# START OF Information shown

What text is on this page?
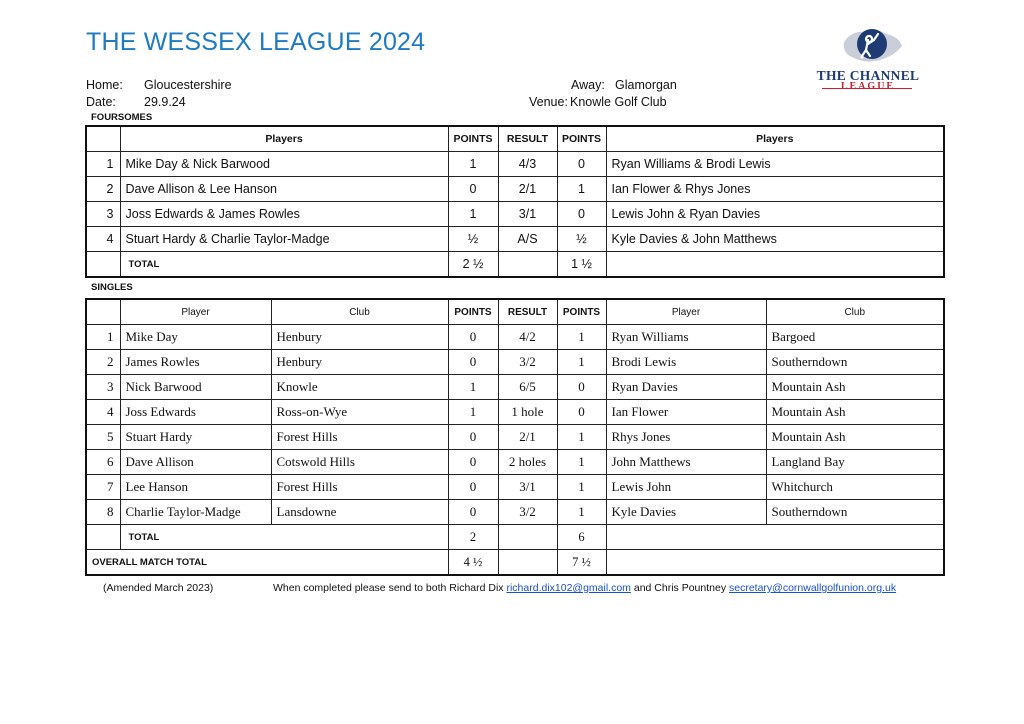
THE WESSEX LEAGUE 2024
THE CHANNEL
LEAGUE
Home: Gloucestershire
Date: 29.9.24
Away: Glamorgan
Venue: Knowle Golf Club
FOURSOMES
	Players	POINTS	RESULT	POINTS	Players
1	Mike Day & Nick Barwood	1	4/3	0	Ryan Williams & Brodi Lewis
2	Dave Allison & Lee Hanson	0	2/1	1	Ian Flower & Rhys Jones
3	Joss Edwards & James Rowles	1	3/1	0	Lewis John & Ryan Davies
4	Stuart Hardy & Charlie Taylor-Madge	½	A/S	½	Kyle Davies & John Matthews
	TOTAL	2 ½		1 ½	
SINGLES
	Player	Club	POINTS	RESULT	POINTS	Player	Club
1	Mike Day	Henbury	0	4/2	1	Ryan Williams	Bargoed
2	James Rowles	Henbury	0	3/2	1	Brodi Lewis	Southerndown
3	Nick Barwood	Knowle	1	6/5	0	Ryan Davies	Mountain Ash
4	Joss Edwards	Ross-on-Wye	1	1 hole	0	Ian Flower	Mountain Ash
5	Stuart Hardy	Forest Hills	0	2/1	1	Rhys Jones	Mountain Ash
6	Dave Allison	Cotswold Hills	0	2 holes	1	John Matthews	Langland Bay
7	Lee Hanson	Forest Hills	0	3/1	1	Lewis John	Whitchurch
8	Charlie Taylor-Madge	Lansdowne	0	3/2	1	Kyle Davies	Southerndown
	TOTAL		2		6		
OVERALL MATCH TOTAL			4 ½		7 ½		
(Amended March 2023)	When completed please send to both Richard Dix richard.dix102@gmail.com and Chris Pountney secretary@cornwallgolfunion.org.uk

# END OF Information shown

Task to complete: Every entry must be written out exactly, with all pictures left out.

Correct output:
What text is on this page?
THE WESSEX LEAGUE 2024
THE CHANNEL
LEAGUE
Home: Gloucestershire
Date: 29.9.24
Away: Glamorgan
Venue: Knowle Golf Club
FOURSOMES
	Players	POINTS	RESULT	POINTS	Players
1	Mike Day & Nick Barwood	1	4/3	0	Ryan Williams & Brodi Lewis
2	Dave Allison & Lee Hanson	0	2/1	1	Ian Flower & Rhys Jones
3	Joss Edwards & James Rowles	1	3/1	0	Lewis John & Ryan Davies
4	Stuart Hardy & Charlie Taylor-Madge	½	A/S	½	Kyle Davies & John Matthews
	TOTAL	2 ½		1 ½	
SINGLES
	Player	Club	POINTS	RESULT	POINTS	Player	Club
1	Mike Day	Henbury	0	4/2	1	Ryan Williams	Bargoed
2	James Rowles	Henbury	0	3/2	1	Brodi Lewis	Southerndown
3	Nick Barwood	Knowle	1	6/5	0	Ryan Davies	Mountain Ash
4	Joss Edwards	Ross-on-Wye	1	1 hole	0	Ian Flower	Mountain Ash
5	Stuart Hardy	Forest Hills	0	2/1	1	Rhys Jones	Mountain Ash
6	Dave Allison	Cotswold Hills	0	2 holes	1	John Matthews	Langland Bay
7	Lee Hanson	Forest Hills	0	3/1	1	Lewis John	Whitchurch
8	Charlie Taylor-Madge	Lansdowne	0	3/2	1	Kyle Davies	Southerndown
	TOTAL		2		6		
OVERALL MATCH TOTAL			4 ½		7 ½		
(Amended March 2023)	When completed please send to both Richard Dix richard.dix102@gmail.com and Chris Pountney secretary@cornwallgolfunion.org.uk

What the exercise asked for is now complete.